● **The request**:
Review the lines that follow and copy each one that contains the word "comparable".

● **Material supplied**:
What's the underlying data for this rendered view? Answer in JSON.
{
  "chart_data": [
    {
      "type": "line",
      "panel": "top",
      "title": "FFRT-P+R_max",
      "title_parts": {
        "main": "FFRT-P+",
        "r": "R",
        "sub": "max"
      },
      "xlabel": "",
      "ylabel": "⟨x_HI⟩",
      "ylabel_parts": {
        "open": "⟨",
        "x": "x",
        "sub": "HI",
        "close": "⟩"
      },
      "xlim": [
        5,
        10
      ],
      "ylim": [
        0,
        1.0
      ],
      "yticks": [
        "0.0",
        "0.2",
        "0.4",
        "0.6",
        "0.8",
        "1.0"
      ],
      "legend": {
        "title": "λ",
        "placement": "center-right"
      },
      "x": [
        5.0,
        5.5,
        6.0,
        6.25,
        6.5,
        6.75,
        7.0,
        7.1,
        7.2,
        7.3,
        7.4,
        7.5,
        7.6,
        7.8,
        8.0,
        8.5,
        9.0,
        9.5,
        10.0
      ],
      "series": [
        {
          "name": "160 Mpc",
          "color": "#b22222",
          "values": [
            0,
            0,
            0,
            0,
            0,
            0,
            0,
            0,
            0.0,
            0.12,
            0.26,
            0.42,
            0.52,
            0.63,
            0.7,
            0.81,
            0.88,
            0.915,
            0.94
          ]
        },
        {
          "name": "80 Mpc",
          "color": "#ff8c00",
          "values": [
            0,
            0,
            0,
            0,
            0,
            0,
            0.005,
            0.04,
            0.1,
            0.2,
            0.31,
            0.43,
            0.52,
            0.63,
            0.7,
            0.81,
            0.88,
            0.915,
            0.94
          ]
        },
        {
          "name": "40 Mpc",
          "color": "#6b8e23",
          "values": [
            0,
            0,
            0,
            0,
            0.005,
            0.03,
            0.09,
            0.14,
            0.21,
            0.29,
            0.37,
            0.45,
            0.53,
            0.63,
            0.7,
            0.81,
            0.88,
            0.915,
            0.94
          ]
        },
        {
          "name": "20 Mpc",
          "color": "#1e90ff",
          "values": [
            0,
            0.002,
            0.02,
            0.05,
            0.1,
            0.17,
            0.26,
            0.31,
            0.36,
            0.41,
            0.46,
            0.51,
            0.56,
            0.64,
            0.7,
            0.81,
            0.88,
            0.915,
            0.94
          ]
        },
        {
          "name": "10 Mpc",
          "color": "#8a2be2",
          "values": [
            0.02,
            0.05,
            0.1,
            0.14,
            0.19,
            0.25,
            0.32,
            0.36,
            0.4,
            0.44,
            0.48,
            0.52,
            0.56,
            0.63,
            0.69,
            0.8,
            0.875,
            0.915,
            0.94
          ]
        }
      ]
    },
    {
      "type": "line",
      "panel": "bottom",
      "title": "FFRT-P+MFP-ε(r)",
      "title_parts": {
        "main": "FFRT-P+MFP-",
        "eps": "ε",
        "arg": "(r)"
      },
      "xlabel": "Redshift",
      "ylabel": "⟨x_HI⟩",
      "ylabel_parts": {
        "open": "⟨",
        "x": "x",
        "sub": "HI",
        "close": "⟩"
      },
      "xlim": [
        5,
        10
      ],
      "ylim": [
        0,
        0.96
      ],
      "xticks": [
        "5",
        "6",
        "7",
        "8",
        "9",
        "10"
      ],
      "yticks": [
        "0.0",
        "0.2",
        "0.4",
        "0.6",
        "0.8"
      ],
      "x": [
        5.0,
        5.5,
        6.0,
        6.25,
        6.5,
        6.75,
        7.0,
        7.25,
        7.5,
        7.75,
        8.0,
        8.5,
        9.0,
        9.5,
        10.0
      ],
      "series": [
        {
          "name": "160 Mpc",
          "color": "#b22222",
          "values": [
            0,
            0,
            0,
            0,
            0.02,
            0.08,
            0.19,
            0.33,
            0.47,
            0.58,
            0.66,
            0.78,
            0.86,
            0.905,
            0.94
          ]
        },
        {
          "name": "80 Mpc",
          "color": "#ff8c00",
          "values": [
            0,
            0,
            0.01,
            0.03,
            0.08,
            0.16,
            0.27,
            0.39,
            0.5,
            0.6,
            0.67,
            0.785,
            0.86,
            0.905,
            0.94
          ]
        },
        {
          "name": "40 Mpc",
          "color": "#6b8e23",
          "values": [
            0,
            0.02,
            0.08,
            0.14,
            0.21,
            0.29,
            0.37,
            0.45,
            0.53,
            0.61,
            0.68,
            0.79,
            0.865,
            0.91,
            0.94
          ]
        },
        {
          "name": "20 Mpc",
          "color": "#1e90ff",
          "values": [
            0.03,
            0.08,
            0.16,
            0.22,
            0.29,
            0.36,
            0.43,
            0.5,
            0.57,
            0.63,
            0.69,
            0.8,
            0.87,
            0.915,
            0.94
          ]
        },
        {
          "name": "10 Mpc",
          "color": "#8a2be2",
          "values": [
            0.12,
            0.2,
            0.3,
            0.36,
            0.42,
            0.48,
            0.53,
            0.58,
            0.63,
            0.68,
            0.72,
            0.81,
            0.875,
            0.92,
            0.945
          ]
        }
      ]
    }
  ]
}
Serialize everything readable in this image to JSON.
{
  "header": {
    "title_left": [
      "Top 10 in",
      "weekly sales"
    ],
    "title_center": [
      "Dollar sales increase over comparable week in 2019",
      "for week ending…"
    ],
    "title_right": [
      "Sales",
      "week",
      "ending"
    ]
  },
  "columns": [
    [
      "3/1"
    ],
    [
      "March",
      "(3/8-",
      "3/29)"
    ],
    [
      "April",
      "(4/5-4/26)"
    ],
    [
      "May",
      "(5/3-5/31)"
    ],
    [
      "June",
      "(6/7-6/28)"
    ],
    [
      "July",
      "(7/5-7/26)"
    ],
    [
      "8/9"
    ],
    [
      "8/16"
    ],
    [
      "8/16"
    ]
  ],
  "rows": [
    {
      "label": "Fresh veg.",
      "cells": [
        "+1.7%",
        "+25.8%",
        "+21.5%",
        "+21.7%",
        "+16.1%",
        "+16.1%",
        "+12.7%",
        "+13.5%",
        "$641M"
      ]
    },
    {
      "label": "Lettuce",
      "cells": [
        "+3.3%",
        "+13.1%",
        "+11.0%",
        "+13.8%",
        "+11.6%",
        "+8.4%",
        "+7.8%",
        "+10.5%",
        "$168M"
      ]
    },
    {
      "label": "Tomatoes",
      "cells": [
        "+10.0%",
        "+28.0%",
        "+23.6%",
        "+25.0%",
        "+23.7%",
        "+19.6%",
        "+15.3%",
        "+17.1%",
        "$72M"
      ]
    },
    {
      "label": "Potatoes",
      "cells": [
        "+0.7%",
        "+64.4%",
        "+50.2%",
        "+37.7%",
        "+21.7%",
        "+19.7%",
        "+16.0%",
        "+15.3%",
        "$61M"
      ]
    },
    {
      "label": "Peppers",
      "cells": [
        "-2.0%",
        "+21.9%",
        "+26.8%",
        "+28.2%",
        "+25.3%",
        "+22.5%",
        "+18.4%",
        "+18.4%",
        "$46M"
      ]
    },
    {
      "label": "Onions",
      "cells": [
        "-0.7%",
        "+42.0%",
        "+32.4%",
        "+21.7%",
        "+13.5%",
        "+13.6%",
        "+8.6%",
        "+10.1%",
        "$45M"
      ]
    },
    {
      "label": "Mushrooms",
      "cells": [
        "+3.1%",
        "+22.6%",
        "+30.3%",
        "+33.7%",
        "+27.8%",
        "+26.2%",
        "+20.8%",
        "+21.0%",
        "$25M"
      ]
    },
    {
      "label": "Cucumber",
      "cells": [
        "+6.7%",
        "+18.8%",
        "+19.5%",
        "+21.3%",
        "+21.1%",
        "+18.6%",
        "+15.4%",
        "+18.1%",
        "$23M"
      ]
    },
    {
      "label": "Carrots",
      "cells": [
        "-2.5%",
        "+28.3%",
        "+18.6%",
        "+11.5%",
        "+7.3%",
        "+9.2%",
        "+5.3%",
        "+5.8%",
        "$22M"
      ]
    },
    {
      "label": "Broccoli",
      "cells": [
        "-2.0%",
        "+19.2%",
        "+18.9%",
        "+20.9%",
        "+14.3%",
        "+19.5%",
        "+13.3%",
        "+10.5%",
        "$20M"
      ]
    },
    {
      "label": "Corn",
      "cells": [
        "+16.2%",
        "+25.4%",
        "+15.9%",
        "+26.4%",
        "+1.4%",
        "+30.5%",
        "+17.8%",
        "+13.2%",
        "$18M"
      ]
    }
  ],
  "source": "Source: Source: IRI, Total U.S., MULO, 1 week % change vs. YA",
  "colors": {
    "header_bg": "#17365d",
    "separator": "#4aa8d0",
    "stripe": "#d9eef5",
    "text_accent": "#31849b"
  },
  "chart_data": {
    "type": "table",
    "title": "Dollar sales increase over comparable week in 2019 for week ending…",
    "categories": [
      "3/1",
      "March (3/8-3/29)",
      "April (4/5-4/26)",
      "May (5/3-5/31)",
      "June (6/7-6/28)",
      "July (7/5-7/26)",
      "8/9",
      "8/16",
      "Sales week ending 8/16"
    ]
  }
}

● **Exercise answer**:
      "Dollar sales increase over comparable week in 2019",
    "title": "Dollar sales increase over comparable week in 2019 for week ending…",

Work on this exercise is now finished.